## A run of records
(begin)

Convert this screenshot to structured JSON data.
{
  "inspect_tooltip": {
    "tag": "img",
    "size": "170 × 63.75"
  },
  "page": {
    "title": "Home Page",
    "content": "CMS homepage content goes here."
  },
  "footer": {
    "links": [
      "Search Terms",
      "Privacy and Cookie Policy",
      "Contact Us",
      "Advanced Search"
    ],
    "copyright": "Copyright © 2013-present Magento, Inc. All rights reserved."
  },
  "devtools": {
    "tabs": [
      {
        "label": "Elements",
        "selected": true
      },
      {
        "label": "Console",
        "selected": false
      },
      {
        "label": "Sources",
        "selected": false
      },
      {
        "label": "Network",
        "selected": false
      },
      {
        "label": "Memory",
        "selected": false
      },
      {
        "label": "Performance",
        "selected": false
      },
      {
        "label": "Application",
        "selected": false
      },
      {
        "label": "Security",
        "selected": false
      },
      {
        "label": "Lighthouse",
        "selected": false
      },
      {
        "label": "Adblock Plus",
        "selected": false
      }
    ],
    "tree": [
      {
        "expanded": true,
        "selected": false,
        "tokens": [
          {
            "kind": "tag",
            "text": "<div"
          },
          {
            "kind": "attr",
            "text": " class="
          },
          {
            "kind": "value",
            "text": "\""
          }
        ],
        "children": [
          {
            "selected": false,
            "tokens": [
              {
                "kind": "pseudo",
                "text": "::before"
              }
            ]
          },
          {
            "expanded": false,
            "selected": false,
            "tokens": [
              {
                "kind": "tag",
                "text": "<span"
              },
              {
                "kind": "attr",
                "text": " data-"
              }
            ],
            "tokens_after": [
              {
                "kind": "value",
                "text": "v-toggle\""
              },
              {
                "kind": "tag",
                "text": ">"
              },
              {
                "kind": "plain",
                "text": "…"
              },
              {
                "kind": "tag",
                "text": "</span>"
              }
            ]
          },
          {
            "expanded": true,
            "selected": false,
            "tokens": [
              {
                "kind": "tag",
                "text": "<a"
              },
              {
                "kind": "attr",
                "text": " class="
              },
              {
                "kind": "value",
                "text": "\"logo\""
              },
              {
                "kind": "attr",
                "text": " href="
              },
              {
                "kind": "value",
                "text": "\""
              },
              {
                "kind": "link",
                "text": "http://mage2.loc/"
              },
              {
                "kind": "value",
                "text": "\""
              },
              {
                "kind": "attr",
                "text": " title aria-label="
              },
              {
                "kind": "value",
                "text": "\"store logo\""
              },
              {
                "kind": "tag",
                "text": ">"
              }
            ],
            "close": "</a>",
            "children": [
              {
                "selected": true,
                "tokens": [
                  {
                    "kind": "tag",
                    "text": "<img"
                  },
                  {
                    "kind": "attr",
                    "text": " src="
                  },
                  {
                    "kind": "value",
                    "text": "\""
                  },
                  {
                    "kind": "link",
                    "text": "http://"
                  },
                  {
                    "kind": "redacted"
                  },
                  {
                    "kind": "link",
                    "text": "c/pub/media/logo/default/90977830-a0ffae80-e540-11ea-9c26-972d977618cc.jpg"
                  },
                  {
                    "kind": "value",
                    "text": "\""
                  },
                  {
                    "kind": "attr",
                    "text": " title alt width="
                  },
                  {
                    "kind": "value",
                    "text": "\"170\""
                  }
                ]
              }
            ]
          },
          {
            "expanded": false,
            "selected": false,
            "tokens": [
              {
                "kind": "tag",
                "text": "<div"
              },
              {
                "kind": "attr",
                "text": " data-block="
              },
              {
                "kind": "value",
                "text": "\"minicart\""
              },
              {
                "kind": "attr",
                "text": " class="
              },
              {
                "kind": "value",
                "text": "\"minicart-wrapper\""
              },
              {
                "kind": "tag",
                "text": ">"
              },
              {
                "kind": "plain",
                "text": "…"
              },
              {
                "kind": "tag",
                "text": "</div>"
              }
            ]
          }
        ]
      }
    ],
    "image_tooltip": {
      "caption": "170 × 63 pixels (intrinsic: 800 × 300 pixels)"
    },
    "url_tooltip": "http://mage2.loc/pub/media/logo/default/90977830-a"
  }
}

(end)

## WHAT YOU SHOULD DO
Look over the records above and copy each line that includes the string "data".

## SOLUTION FOR THIS PROBLEM
Convert this screenshot to structured JSON data.
                "text": " data-"
                "text": " data-block="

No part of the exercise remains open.